§ **Short problem**:
Of all the lines here, how many include the string "structured"? Answer with the number only.

* start The data *

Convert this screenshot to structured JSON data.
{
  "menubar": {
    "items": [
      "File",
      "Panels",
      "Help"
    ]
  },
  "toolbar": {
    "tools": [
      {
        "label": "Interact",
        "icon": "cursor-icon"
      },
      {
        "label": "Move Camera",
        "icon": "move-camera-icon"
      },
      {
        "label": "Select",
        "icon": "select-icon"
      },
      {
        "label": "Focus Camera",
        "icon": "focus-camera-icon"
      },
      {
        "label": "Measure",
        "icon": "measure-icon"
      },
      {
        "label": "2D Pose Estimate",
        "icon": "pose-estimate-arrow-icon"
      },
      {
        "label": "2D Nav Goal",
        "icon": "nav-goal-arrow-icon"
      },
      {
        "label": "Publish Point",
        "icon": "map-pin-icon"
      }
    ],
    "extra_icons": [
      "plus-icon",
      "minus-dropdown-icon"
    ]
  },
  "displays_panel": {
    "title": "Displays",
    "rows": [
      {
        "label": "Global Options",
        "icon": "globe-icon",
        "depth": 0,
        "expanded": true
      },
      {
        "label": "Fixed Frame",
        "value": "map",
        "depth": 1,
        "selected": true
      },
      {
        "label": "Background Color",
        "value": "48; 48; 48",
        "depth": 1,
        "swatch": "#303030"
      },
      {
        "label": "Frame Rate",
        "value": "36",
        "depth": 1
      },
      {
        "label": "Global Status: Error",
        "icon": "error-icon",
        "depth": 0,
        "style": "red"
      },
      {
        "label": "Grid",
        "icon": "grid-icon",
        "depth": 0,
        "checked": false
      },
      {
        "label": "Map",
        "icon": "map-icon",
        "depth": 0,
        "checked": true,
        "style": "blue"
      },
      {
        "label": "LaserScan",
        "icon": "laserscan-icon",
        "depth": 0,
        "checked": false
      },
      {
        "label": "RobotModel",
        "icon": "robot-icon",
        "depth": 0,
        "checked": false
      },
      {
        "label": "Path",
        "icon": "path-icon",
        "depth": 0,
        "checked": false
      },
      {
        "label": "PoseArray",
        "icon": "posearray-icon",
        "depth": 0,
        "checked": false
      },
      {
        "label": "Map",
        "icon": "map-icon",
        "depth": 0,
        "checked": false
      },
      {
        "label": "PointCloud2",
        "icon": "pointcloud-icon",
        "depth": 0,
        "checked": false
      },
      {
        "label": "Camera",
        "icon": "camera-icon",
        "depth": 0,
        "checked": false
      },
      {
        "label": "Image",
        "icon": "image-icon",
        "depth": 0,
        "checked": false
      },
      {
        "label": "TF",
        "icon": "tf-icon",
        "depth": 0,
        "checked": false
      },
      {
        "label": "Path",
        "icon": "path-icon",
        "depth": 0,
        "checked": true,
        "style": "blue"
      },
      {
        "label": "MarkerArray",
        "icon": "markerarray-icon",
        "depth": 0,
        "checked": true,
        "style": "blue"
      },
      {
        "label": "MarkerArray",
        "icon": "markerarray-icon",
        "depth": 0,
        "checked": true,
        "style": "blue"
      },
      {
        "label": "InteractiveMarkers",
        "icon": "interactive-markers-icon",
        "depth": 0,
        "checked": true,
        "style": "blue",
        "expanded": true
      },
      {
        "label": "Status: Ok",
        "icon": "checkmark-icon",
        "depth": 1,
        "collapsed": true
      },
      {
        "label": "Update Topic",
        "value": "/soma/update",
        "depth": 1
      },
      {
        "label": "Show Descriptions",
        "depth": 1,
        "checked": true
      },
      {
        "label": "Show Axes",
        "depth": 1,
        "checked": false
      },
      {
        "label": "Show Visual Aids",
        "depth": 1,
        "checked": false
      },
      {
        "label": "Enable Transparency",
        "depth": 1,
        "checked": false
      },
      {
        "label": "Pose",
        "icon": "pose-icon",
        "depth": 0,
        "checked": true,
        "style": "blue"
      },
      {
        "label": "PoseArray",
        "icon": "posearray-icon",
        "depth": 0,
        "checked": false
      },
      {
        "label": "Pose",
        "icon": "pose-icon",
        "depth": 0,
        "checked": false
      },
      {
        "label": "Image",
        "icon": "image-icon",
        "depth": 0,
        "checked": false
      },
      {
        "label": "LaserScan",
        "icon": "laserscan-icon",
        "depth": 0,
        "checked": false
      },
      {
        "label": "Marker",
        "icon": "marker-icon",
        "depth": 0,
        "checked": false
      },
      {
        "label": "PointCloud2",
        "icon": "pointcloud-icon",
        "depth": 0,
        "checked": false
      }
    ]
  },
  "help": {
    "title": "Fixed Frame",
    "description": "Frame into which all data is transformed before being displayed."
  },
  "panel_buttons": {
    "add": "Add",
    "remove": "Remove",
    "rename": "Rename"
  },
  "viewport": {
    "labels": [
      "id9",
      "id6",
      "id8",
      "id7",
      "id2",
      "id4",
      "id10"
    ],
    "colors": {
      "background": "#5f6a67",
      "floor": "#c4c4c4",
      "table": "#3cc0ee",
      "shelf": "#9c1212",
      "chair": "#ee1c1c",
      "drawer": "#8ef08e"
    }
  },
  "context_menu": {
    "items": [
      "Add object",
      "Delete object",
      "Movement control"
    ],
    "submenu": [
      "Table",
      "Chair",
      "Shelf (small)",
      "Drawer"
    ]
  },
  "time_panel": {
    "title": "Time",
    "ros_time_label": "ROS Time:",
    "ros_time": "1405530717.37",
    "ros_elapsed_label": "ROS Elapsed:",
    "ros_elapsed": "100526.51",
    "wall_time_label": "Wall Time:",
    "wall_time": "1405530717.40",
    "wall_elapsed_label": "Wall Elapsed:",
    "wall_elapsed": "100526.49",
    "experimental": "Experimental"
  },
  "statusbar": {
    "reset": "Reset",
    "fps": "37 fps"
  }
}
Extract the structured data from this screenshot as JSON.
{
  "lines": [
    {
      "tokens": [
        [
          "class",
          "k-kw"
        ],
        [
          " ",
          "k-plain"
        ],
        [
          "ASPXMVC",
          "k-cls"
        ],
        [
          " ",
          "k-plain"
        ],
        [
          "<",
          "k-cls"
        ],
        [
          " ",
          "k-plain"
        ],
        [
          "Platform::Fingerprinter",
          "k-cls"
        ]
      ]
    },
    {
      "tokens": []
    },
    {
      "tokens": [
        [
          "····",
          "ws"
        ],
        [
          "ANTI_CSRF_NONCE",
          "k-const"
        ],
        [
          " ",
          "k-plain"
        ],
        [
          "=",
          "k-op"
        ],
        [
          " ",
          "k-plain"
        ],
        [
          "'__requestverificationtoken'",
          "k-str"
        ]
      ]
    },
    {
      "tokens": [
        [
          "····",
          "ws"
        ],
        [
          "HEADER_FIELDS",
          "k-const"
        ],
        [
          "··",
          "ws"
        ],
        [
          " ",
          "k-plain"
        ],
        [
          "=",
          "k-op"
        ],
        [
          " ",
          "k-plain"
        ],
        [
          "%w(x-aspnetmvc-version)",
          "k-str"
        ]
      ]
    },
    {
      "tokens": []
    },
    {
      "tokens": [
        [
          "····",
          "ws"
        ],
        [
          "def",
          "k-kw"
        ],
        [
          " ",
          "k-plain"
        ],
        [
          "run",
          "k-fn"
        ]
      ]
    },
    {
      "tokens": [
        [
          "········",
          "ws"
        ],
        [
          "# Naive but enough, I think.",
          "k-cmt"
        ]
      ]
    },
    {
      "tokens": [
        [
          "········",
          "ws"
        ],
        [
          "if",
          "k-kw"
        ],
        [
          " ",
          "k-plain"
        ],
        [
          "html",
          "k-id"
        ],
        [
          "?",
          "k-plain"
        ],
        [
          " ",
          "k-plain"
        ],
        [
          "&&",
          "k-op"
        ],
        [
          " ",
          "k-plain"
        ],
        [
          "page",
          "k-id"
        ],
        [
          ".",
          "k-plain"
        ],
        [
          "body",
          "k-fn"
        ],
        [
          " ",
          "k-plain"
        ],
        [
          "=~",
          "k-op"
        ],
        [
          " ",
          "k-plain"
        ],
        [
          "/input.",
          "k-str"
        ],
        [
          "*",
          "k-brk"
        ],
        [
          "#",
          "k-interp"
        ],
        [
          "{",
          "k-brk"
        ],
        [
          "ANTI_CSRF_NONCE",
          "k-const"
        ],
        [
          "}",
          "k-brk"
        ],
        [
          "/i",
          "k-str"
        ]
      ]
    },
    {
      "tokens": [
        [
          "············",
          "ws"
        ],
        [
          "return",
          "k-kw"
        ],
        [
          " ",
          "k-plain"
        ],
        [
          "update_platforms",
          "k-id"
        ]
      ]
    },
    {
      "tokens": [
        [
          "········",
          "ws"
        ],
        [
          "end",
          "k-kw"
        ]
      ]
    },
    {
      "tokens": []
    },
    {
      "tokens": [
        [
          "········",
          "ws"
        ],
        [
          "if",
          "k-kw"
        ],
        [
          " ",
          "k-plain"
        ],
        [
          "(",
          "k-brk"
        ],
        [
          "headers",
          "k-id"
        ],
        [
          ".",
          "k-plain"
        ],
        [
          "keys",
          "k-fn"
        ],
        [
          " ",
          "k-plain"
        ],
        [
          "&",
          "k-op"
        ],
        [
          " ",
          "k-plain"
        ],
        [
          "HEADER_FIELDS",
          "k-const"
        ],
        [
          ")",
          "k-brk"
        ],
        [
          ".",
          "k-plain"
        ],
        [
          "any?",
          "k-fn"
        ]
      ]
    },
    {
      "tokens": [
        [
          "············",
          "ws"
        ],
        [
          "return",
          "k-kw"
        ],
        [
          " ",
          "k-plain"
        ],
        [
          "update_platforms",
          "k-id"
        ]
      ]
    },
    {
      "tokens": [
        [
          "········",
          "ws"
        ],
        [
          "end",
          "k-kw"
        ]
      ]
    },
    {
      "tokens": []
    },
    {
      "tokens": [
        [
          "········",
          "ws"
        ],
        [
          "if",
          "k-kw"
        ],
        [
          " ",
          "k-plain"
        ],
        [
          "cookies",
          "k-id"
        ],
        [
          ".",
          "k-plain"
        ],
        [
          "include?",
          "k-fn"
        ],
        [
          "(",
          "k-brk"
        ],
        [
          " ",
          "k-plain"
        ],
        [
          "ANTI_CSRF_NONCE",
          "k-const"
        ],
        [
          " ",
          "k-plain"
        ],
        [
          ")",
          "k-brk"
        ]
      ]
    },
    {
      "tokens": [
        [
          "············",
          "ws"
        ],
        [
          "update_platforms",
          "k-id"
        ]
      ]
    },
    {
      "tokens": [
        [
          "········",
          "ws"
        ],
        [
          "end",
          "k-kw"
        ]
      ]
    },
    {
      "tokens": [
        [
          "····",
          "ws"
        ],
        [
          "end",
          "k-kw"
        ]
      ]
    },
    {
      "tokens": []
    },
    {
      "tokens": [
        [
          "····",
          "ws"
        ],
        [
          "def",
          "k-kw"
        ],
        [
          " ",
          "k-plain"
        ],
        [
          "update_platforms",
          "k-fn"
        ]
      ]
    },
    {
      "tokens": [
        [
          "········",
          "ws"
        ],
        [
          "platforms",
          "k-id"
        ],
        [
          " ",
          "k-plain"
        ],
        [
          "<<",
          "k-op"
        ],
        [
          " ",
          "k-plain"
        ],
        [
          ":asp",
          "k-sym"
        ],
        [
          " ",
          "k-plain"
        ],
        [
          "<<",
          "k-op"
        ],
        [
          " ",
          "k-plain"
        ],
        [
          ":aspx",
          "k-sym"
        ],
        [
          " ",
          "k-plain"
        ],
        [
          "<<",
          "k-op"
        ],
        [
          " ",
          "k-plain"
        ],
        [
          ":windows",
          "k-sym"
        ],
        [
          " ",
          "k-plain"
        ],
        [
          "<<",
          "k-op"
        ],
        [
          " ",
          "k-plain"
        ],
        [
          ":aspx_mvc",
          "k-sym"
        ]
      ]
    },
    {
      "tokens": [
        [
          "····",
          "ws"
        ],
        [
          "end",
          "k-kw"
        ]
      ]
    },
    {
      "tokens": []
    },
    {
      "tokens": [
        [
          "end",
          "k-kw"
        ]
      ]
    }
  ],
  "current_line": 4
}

* end The data *

§ **Problem solution**:
2